» INPUT RECORDS
____________________
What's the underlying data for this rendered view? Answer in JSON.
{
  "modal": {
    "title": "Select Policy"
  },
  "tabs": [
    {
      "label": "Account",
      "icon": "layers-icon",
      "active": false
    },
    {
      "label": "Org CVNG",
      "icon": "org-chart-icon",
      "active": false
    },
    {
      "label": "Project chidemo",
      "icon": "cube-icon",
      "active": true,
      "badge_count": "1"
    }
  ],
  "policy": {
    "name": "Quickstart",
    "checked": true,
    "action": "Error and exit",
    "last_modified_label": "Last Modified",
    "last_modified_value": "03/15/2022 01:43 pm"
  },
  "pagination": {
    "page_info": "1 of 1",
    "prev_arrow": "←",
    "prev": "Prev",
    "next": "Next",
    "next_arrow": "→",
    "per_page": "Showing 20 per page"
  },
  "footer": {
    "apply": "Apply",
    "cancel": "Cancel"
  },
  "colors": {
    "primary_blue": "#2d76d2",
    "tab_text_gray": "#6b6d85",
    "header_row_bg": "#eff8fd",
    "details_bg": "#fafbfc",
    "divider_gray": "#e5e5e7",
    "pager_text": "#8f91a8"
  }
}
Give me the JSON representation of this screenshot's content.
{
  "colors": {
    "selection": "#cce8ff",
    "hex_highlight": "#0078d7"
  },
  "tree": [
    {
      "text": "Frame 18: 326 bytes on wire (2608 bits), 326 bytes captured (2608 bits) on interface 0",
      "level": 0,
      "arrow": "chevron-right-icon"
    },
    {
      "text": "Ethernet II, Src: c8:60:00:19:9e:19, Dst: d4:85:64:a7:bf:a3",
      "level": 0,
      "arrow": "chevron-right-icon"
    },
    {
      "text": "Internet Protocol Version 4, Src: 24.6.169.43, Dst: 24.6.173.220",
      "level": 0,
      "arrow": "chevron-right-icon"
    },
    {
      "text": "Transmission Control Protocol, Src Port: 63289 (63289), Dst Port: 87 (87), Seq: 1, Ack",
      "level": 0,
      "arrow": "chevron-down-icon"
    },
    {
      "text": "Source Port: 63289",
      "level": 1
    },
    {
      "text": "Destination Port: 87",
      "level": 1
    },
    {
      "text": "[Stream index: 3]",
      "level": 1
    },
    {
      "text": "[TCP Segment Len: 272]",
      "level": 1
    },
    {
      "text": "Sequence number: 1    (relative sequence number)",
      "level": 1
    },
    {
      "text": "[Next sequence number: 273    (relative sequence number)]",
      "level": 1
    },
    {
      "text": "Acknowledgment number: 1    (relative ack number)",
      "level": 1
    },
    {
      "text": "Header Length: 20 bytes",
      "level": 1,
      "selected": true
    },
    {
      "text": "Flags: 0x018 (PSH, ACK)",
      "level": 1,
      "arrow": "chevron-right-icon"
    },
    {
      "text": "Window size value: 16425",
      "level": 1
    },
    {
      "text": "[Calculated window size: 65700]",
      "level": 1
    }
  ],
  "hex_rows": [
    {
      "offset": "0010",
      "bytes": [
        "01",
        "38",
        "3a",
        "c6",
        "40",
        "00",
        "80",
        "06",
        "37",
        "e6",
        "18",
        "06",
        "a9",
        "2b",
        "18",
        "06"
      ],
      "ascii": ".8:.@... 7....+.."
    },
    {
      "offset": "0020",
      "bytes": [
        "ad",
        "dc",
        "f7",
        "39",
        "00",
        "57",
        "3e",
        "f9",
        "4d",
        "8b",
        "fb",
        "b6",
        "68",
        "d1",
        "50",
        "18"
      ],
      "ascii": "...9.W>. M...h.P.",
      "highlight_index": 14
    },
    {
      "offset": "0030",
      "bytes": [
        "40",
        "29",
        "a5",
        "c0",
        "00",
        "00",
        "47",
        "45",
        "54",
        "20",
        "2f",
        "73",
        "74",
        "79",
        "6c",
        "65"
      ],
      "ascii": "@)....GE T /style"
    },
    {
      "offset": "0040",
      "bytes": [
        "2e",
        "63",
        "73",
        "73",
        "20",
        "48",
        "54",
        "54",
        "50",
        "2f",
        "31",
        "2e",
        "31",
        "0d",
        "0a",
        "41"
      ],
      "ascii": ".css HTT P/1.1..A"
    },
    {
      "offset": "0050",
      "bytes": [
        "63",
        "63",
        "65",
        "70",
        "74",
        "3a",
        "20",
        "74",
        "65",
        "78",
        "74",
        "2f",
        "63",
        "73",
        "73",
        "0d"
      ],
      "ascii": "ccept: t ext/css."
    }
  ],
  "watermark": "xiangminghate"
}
____________________
» PROBLEM DESCRIPTION
Output every record above exactly as it appears.

» CORRECT RESULT
What's the underlying data for this rendered view? Answer in JSON.
{
  "modal": {
    "title": "Select Policy"
  },
  "tabs": [
    {
      "label": "Account",
      "icon": "layers-icon",
      "active": false
    },
    {
      "label": "Org CVNG",
      "icon": "org-chart-icon",
      "active": false
    },
    {
      "label": "Project chidemo",
      "icon": "cube-icon",
      "active": true,
      "badge_count": "1"
    }
  ],
  "policy": {
    "name": "Quickstart",
    "checked": true,
    "action": "Error and exit",
    "last_modified_label": "Last Modified",
    "last_modified_value": "03/15/2022 01:43 pm"
  },
  "pagination": {
    "page_info": "1 of 1",
    "prev_arrow": "←",
    "prev": "Prev",
    "next": "Next",
    "next_arrow": "→",
    "per_page": "Showing 20 per page"
  },
  "footer": {
    "apply": "Apply",
    "cancel": "Cancel"
  },
  "colors": {
    "primary_blue": "#2d76d2",
    "tab_text_gray": "#6b6d85",
    "header_row_bg": "#eff8fd",
    "details_bg": "#fafbfc",
    "divider_gray": "#e5e5e7",
    "pager_text": "#8f91a8"
  }
}
Give me the JSON representation of this screenshot's content.
{
  "colors": {
    "selection": "#cce8ff",
    "hex_highlight": "#0078d7"
  },
  "tree": [
    {
      "text": "Frame 18: 326 bytes on wire (2608 bits), 326 bytes captured (2608 bits) on interface 0",
      "level": 0,
      "arrow": "chevron-right-icon"
    },
    {
      "text": "Ethernet II, Src: c8:60:00:19:9e:19, Dst: d4:85:64:a7:bf:a3",
      "level": 0,
      "arrow": "chevron-right-icon"
    },
    {
      "text": "Internet Protocol Version 4, Src: 24.6.169.43, Dst: 24.6.173.220",
      "level": 0,
      "arrow": "chevron-right-icon"
    },
    {
      "text": "Transmission Control Protocol, Src Port: 63289 (63289), Dst Port: 87 (87), Seq: 1, Ack",
      "level": 0,
      "arrow": "chevron-down-icon"
    },
    {
      "text": "Source Port: 63289",
      "level": 1
    },
    {
      "text": "Destination Port: 87",
      "level": 1
    },
    {
      "text": "[Stream index: 3]",
      "level": 1
    },
    {
      "text": "[TCP Segment Len: 272]",
      "level": 1
    },
    {
      "text": "Sequence number: 1    (relative sequence number)",
      "level": 1
    },
    {
      "text": "[Next sequence number: 273    (relative sequence number)]",
      "level": 1
    },
    {
      "text": "Acknowledgment number: 1    (relative ack number)",
      "level": 1
    },
    {
      "text": "Header Length: 20 bytes",
      "level": 1,
      "selected": true
    },
    {
      "text": "Flags: 0x018 (PSH, ACK)",
      "level": 1,
      "arrow": "chevron-right-icon"
    },
    {
      "text": "Window size value: 16425",
      "level": 1
    },
    {
      "text": "[Calculated window size: 65700]",
      "level": 1
    }
  ],
  "hex_rows": [
    {
      "offset": "0010",
      "bytes": [
        "01",
        "38",
        "3a",
        "c6",
        "40",
        "00",
        "80",
        "06",
        "37",
        "e6",
        "18",
        "06",
        "a9",
        "2b",
        "18",
        "06"
      ],
      "ascii": ".8:.@... 7....+.."
    },
    {
      "offset": "0020",
      "bytes": [
        "ad",
        "dc",
        "f7",
        "39",
        "00",
        "57",
        "3e",
        "f9",
        "4d",
        "8b",
        "fb",
        "b6",
        "68",
        "d1",
        "50",
        "18"
      ],
      "ascii": "...9.W>. M...h.P.",
      "highlight_index": 14
    },
    {
      "offset": "0030",
      "bytes": [
        "40",
        "29",
        "a5",
        "c0",
        "00",
        "00",
        "47",
        "45",
        "54",
        "20",
        "2f",
        "73",
        "74",
        "79",
        "6c",
        "65"
      ],
      "ascii": "@)....GE T /style"
    },
    {
      "offset": "0040",
      "bytes": [
        "2e",
        "63",
        "73",
        "73",
        "20",
        "48",
        "54",
        "54",
        "50",
        "2f",
        "31",
        "2e",
        "31",
        "0d",
        "0a",
        "41"
      ],
      "ascii": ".css HTT P/1.1..A"
    },
    {
      "offset": "0050",
      "bytes": [
        "63",
        "63",
        "65",
        "70",
        "74",
        "3a",
        "20",
        "74",
        "65",
        "78",
        "74",
        "2f",
        "63",
        "73",
        "73",
        "0d"
      ],
      "ascii": "ccept: t ext/css."
    }
  ],
  "watermark": "xiangminghate"
}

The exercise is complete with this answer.